DATA TO USE:
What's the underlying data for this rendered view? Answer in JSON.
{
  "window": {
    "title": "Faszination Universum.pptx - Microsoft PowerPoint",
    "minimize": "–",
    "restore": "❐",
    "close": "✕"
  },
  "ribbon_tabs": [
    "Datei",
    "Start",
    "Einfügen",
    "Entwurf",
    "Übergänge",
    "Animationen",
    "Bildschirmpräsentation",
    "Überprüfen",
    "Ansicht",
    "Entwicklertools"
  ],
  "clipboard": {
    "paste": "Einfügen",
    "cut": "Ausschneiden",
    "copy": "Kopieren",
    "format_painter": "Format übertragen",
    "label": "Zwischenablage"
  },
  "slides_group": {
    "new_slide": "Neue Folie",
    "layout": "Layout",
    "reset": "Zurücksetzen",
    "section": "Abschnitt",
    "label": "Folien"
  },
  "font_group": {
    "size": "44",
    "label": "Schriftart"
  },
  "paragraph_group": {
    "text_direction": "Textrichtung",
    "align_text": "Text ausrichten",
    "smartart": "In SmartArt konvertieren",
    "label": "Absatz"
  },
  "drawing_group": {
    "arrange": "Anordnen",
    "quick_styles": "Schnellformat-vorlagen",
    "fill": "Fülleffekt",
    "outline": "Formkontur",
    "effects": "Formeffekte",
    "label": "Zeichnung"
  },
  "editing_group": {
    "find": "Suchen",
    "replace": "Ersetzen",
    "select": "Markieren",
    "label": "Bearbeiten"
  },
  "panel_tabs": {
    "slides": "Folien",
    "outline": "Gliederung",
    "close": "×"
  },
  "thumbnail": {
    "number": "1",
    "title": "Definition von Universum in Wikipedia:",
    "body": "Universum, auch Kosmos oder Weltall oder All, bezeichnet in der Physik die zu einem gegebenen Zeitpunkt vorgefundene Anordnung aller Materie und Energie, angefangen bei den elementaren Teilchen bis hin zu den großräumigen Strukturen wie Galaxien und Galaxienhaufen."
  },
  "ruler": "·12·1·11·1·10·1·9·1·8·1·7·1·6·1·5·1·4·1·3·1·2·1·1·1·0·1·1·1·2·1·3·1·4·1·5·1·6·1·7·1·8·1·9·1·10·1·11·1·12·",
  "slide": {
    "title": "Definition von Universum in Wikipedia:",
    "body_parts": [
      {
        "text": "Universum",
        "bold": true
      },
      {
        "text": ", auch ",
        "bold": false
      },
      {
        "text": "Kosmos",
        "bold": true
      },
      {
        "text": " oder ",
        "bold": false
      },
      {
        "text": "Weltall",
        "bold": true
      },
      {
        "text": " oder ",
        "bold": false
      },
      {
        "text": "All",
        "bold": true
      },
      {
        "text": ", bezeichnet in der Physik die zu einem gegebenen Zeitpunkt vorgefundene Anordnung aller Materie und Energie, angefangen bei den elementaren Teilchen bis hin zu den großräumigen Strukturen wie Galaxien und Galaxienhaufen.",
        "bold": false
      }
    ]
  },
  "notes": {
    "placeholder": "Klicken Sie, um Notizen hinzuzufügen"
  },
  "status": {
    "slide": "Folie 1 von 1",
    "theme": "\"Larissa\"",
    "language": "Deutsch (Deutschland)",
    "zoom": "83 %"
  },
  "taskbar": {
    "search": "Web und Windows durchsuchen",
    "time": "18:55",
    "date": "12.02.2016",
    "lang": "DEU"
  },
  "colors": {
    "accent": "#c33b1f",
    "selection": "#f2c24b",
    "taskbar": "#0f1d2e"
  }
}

WHAT TO WORK ON: List each line in the listing that contains the string "angefangen".

SOLUTION FOR THIS PROBLEM:
    "body": "Universum, auch Kosmos oder Weltall oder All, bezeichnet in der Physik die zu einem gegebenen Zeitpunkt vorgefundene Anordnung aller Materie und Energie, angefangen bei den elementaren Teilchen bis hin zu den großräumigen Strukturen wie Galaxien und Galaxienhaufen."
        "text": ", bezeichnet in der Physik die zu einem gegebenen Zeitpunkt vorgefundene Anordnung aller Materie und Energie, angefangen bei den elementaren Teilchen bis hin zu den großräumigen Strukturen wie Galaxien und Galaxienhaufen.",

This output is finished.